(Short exercise)
Copy out, exactly as written, only the line containing "Output a JSON" and the lines after it through the end of the records.

(Dataset entries)

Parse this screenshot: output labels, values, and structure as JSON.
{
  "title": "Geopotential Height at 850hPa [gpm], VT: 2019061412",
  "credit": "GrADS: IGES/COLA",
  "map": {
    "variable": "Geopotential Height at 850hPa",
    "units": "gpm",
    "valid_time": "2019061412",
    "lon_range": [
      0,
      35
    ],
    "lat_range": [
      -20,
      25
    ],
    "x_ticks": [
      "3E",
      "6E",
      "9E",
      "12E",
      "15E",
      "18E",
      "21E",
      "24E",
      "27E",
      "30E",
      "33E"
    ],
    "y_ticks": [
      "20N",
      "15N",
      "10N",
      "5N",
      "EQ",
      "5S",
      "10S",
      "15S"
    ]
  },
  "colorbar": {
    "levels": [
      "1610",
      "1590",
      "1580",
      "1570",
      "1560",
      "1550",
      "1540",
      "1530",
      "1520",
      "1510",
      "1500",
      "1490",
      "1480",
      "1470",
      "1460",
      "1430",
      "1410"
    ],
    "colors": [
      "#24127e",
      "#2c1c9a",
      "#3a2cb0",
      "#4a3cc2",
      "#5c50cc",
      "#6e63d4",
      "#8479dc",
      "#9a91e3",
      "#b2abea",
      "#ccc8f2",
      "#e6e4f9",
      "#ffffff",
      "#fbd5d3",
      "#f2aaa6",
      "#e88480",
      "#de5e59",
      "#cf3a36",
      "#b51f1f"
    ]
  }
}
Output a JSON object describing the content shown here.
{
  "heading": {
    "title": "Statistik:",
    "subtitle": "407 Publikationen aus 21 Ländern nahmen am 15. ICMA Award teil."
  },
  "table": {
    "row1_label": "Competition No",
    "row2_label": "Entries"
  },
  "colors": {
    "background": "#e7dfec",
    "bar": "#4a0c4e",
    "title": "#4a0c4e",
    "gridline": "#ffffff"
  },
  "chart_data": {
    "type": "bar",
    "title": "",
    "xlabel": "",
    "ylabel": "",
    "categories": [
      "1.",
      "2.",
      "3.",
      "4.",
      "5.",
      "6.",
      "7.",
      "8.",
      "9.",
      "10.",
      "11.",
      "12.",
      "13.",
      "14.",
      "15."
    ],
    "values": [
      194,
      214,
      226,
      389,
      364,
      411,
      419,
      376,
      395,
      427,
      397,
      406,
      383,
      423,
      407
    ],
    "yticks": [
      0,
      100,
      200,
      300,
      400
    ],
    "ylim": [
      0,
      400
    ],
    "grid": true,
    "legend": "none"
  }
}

(Answer to the problem)
Output a JSON object describing the content shown here.
{
  "heading": {
    "title": "Statistik:",
    "subtitle": "407 Publikationen aus 21 Ländern nahmen am 15. ICMA Award teil."
  },
  "table": {
    "row1_label": "Competition No",
    "row2_label": "Entries"
  },
  "colors": {
    "background": "#e7dfec",
    "bar": "#4a0c4e",
    "title": "#4a0c4e",
    "gridline": "#ffffff"
  },
  "chart_data": {
    "type": "bar",
    "title": "",
    "xlabel": "",
    "ylabel": "",
    "categories": [
      "1.",
      "2.",
      "3.",
      "4.",
      "5.",
      "6.",
      "7.",
      "8.",
      "9.",
      "10.",
      "11.",
      "12.",
      "13.",
      "14.",
      "15."
    ],
    "values": [
      194,
      214,
      226,
      389,
      364,
      411,
      419,
      376,
      395,
      427,
      397,
      406,
      383,
      423,
      407
    ],
    "yticks": [
      0,
      100,
      200,
      300,
      400
    ],
    "ylim": [
      0,
      400
    ],
    "grid": true,
    "legend": "none"
  }
}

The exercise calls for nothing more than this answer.